» **Exercise**:
In the entries below, change "location" to "position" and leave every other word as it is.

» **Task input**:
══════════

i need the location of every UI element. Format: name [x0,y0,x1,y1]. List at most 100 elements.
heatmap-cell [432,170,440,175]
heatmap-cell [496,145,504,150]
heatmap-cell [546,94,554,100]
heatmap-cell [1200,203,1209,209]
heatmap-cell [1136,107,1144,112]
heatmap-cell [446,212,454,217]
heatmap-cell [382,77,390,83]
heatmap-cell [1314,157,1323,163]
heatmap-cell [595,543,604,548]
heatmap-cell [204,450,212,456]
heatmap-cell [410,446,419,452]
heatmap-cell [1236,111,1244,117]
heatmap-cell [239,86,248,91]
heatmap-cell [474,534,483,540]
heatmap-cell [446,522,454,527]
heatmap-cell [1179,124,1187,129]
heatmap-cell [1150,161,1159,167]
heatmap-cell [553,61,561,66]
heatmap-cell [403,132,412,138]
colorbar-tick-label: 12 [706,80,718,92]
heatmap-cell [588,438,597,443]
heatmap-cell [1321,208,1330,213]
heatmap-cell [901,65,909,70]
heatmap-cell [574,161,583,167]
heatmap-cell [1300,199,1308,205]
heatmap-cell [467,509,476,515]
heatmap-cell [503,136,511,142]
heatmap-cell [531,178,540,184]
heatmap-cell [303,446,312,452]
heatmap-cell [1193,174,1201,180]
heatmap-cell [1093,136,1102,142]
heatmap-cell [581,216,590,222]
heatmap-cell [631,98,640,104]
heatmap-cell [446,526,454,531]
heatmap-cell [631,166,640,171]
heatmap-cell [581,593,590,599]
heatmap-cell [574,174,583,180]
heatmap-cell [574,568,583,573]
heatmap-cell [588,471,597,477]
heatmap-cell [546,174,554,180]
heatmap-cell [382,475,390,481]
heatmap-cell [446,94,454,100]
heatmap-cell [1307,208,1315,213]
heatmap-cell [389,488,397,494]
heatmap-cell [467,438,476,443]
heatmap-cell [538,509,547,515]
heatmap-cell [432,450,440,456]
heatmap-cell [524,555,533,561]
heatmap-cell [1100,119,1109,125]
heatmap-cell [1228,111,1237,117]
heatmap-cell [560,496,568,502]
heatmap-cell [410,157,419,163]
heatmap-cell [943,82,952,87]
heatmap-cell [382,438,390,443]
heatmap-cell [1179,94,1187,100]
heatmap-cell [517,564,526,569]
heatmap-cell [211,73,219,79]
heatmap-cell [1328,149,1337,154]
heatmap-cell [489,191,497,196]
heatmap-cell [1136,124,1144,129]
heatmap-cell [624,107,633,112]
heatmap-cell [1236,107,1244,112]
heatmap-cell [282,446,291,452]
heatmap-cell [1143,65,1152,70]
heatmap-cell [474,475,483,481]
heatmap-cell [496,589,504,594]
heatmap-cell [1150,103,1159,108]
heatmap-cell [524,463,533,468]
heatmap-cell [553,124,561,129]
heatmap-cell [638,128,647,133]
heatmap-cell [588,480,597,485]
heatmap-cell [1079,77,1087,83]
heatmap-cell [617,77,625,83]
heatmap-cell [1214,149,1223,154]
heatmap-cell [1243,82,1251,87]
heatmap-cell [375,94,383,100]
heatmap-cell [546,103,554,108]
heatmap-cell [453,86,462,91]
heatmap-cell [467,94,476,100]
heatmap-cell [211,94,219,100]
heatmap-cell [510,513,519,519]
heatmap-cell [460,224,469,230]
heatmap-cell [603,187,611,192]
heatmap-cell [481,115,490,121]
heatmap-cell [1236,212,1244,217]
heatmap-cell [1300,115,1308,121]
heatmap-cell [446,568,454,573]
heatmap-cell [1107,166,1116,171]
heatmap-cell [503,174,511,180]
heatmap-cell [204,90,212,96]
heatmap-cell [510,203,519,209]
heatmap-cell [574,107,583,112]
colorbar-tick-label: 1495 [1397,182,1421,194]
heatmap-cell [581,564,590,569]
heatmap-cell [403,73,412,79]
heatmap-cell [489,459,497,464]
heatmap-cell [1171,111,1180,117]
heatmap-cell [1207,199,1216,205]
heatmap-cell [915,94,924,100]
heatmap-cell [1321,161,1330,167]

══════════

» **Response**:
i need the position of every UI element. Format: name [x0,y0,x1,y1]. List at most 100 elements.
heatmap-cell [432,170,440,175]
heatmap-cell [496,145,504,150]
heatmap-cell [546,94,554,100]
heatmap-cell [1200,203,1209,209]
heatmap-cell [1136,107,1144,112]
heatmap-cell [446,212,454,217]
heatmap-cell [382,77,390,83]
heatmap-cell [1314,157,1323,163]
heatmap-cell [595,543,604,548]
heatmap-cell [204,450,212,456]
heatmap-cell [410,446,419,452]
heatmap-cell [1236,111,1244,117]
heatmap-cell [239,86,248,91]
heatmap-cell [474,534,483,540]
heatmap-cell [446,522,454,527]
heatmap-cell [1179,124,1187,129]
heatmap-cell [1150,161,1159,167]
heatmap-cell [553,61,561,66]
heatmap-cell [403,132,412,138]
colorbar-tick-label: 12 [706,80,718,92]
heatmap-cell [588,438,597,443]
heatmap-cell [1321,208,1330,213]
heatmap-cell [901,65,909,70]
heatmap-cell [574,161,583,167]
heatmap-cell [1300,199,1308,205]
heatmap-cell [467,509,476,515]
heatmap-cell [503,136,511,142]
heatmap-cell [531,178,540,184]
heatmap-cell [303,446,312,452]
heatmap-cell [1193,174,1201,180]
heatmap-cell [1093,136,1102,142]
heatmap-cell [581,216,590,222]
heatmap-cell [631,98,640,104]
heatmap-cell [446,526,454,531]
heatmap-cell [631,166,640,171]
heatmap-cell [581,593,590,599]
heatmap-cell [574,174,583,180]
heatmap-cell [574,568,583,573]
heatmap-cell [588,471,597,477]
heatmap-cell [546,174,554,180]
heatmap-cell [382,475,390,481]
heatmap-cell [446,94,454,100]
heatmap-cell [1307,208,1315,213]
heatmap-cell [389,488,397,494]
heatmap-cell [467,438,476,443]
heatmap-cell [538,509,547,515]
heatmap-cell [432,450,440,456]
heatmap-cell [524,555,533,561]
heatmap-cell [1100,119,1109,125]
heatmap-cell [1228,111,1237,117]
heatmap-cell [560,496,568,502]
heatmap-cell [410,157,419,163]
heatmap-cell [943,82,952,87]
heatmap-cell [382,438,390,443]
heatmap-cell [1179,94,1187,100]
heatmap-cell [517,564,526,569]
heatmap-cell [211,73,219,79]
heatmap-cell [1328,149,1337,154]
heatmap-cell [489,191,497,196]
heatmap-cell [1136,124,1144,129]
heatmap-cell [624,107,633,112]
heatmap-cell [1236,107,1244,112]
heatmap-cell [282,446,291,452]
heatmap-cell [1143,65,1152,70]
heatmap-cell [474,475,483,481]
heatmap-cell [496,589,504,594]
heatmap-cell [1150,103,1159,108]
heatmap-cell [524,463,533,468]
heatmap-cell [553,124,561,129]
heatmap-cell [638,128,647,133]
heatmap-cell [588,480,597,485]
heatmap-cell [1079,77,1087,83]
heatmap-cell [617,77,625,83]
heatmap-cell [1214,149,1223,154]
heatmap-cell [1243,82,1251,87]
heatmap-cell [375,94,383,100]
heatmap-cell [546,103,554,108]
heatmap-cell [453,86,462,91]
heatmap-cell [467,94,476,100]
heatmap-cell [211,94,219,100]
heatmap-cell [510,513,519,519]
heatmap-cell [460,224,469,230]
heatmap-cell [603,187,611,192]
heatmap-cell [481,115,490,121]
heatmap-cell [1236,212,1244,217]
heatmap-cell [1300,115,1308,121]
heatmap-cell [446,568,454,573]
heatmap-cell [1107,166,1116,171]
heatmap-cell [503,174,511,180]
heatmap-cell [204,90,212,96]
heatmap-cell [510,203,519,209]
heatmap-cell [574,107,583,112]
colorbar-tick-label: 1495 [1397,182,1421,194]
heatmap-cell [581,564,590,569]
heatmap-cell [403,73,412,79]
heatmap-cell [489,459,497,464]
heatmap-cell [1171,111,1180,117]
heatmap-cell [1207,199,1216,205]
heatmap-cell [915,94,924,100]
heatmap-cell [1321,161,1330,167]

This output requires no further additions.